*** EXCERPT ***
I use JPA to persist my data to the database. In detail I use Hibernate 4.3.5 as JPA implementation. Because of performance and keeping the table structure simple, I don not map directly 1:1 from objects to tables but some list of data I only keep as objects but do not create entity classes for. Instead of this, I serialize the object structure as JSON to the DB. This serialization/deserialization is done with @Converter and works mostly nice.
Simplified Code:
@Entity
public class EntitySample {
...
@Convert(converter=ConverterSample.class)
private List<SampleObject> sampleList=new ArrayList<>();
private String name;
public List<SampleObject> getSampleList() {
return sampleList;
}
public void setName(String newName) {
name=newName;
}
...
}
@Converter
public class ConverterSample implements AttributeConverter<List,String> {
@Override
public String convertToDatabaseColumn(List data) {
return serializeToJSON(data);
}
@Override
public List convertToEntityAttribute(String data) {
return deserializeFromJSON(data);
}
...
}
As told, it is mostly working! I detected the following problem in a unit test:
// create a new entity object with list A, B, C:
EntitySample entity=new EntitySample();
entity.getSampleList().add(new SampleObject("A"));
entity.getSampleList().add(new SampleObject("B"));
entity.getSampleList().add(new SampleObject("C"));
entity.setName("init");
startTransaction();
getEM().persist(entity);
commitTransaction();
// change the order to A, C, B:
getEM().clear();
EntitySample loaded=getEM().find(...); // just reload from DB
SampleObject moveObj=loaded.getSampleList().remove(1);
loaded.getSampleList().add(moveObj);
// loaded.setName("changed"); // all works with this change, but not without!
*** End of EXCERPT ***
*** INFORMATION PROVIDED ***
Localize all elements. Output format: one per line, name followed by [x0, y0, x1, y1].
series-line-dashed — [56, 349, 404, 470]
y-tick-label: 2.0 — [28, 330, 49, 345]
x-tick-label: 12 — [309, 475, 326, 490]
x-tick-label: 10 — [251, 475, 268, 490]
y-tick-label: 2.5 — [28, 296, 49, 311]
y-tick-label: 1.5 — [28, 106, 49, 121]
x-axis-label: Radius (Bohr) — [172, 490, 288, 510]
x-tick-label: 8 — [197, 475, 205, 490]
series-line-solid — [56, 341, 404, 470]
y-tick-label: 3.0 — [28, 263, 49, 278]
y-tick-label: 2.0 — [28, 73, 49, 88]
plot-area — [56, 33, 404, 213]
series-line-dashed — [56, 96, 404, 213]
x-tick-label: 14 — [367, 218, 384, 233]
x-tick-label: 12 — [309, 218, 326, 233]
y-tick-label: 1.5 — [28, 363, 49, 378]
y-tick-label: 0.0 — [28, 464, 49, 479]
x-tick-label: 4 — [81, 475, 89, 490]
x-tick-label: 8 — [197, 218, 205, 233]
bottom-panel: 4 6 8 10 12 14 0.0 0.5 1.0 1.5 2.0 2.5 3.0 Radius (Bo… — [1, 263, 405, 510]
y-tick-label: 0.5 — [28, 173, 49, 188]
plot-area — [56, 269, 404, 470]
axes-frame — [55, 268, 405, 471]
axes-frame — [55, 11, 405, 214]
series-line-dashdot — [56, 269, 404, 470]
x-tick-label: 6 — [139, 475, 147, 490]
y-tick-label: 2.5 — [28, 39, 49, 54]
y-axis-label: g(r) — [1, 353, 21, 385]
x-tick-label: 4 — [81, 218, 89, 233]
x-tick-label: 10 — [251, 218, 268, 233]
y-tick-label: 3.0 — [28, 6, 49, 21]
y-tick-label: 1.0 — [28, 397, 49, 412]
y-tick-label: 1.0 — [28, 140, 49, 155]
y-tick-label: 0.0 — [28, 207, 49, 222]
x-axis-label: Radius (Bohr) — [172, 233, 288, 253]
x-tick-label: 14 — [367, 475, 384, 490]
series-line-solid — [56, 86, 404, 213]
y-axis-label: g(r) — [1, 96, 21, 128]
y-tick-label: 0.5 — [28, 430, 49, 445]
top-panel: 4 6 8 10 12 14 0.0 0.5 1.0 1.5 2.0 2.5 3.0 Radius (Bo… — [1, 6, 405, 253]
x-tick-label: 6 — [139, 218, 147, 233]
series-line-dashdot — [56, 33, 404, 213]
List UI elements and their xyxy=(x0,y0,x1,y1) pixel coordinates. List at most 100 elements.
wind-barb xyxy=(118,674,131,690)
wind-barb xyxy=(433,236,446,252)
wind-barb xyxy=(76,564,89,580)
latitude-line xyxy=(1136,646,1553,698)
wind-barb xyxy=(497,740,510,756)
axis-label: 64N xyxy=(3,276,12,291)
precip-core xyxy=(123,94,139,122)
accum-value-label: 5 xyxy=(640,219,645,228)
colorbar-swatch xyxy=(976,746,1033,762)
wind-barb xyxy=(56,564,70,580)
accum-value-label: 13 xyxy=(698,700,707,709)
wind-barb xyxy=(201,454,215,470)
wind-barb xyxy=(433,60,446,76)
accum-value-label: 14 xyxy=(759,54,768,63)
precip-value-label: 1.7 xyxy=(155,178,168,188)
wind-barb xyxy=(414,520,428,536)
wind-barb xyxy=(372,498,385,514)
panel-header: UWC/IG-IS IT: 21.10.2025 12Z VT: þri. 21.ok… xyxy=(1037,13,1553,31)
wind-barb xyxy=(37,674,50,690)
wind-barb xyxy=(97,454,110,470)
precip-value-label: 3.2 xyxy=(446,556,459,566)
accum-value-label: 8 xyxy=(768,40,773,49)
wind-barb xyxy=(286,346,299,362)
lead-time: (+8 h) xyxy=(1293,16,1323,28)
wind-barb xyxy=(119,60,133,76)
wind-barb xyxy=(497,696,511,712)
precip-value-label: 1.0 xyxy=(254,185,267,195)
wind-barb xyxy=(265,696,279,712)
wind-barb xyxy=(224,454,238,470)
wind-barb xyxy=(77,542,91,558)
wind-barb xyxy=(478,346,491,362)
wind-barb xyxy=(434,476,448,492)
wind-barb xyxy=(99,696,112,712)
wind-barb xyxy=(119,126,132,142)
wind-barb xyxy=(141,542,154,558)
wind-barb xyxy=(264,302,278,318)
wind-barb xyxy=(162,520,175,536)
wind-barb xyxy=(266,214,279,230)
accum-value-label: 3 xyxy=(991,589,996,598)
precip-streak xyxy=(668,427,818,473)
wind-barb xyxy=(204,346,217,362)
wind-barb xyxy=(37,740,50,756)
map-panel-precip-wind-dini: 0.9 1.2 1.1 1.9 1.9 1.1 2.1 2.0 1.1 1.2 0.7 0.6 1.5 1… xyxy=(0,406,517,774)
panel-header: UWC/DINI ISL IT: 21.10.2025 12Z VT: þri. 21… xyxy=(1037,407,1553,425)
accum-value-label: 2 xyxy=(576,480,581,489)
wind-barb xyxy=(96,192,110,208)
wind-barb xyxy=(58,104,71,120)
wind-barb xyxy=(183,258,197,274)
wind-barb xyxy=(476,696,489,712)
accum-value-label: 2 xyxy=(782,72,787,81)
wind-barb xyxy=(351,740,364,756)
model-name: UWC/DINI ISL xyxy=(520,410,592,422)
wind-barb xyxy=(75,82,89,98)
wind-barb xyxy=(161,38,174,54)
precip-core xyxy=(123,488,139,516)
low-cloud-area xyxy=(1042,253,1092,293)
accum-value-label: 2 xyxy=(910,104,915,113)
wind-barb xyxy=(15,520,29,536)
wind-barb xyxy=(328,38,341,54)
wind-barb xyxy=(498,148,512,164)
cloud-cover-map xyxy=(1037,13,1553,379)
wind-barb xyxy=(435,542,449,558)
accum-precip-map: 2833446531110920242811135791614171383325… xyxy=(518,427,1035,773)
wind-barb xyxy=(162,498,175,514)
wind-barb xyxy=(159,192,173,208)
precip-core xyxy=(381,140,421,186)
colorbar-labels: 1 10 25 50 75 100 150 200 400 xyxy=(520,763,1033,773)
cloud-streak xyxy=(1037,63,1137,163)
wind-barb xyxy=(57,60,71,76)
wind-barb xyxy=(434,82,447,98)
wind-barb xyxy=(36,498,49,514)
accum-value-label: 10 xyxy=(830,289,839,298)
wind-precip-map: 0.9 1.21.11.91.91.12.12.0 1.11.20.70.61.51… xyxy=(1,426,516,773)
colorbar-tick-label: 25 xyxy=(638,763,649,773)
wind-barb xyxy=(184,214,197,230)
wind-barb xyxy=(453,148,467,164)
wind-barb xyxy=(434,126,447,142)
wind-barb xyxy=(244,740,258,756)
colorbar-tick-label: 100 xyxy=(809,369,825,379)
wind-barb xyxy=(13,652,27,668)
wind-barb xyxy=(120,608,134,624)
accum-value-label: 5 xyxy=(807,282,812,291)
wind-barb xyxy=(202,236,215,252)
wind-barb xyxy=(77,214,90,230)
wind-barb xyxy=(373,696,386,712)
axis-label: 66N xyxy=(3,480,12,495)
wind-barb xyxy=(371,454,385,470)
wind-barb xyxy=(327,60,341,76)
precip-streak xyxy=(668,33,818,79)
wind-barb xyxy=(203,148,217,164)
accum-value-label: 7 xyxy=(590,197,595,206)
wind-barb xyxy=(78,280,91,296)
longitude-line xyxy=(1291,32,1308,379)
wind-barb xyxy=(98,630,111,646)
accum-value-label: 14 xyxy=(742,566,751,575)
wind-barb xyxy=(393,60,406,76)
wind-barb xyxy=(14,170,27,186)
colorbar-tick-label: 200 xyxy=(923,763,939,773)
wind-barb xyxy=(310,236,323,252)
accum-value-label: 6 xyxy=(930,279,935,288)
*** End of INFORMATION PROVIDED ***
-- PROMPT A --
In the JPA question, reproduce the text between "I use JPA to" and "works mostly nice.", inclusive, replacing "Hibernate 4.3.5" with "EclipseLink 2.5".
-- PROMPT B --
Condense the paragraph of the JPA question that begins "I use JPA to persist my data" into a bulleted list that keeps its main facts.

-- EXERCISE ANSWER A --
I use JPA to persist my data to the database. In detail I use EclipseLink 2.5 as JPA implementation. Because of performance and keeping the table structure simple, I don not map directly 1:1 from objects to tables but some list of data I only keep as objects but do not create entity classes for. Instead of this, I serialize the object structure as JSON to the DB. This serialization/deserialization is done with @Converter and works mostly nice.

-- EXERCISE ANSWER B --
- Data is persisted to the database with JPA, using Hibernate 4.3.5 as the implementation.
- For performance and a simple table structure, objects are not mapped 1:1 to tables.
- Some lists of data are kept only as objects, without entity classes.
- These object structures are serialized as JSON to the database.
- Serialization and deserialization are handled with @Converter and mostly work well.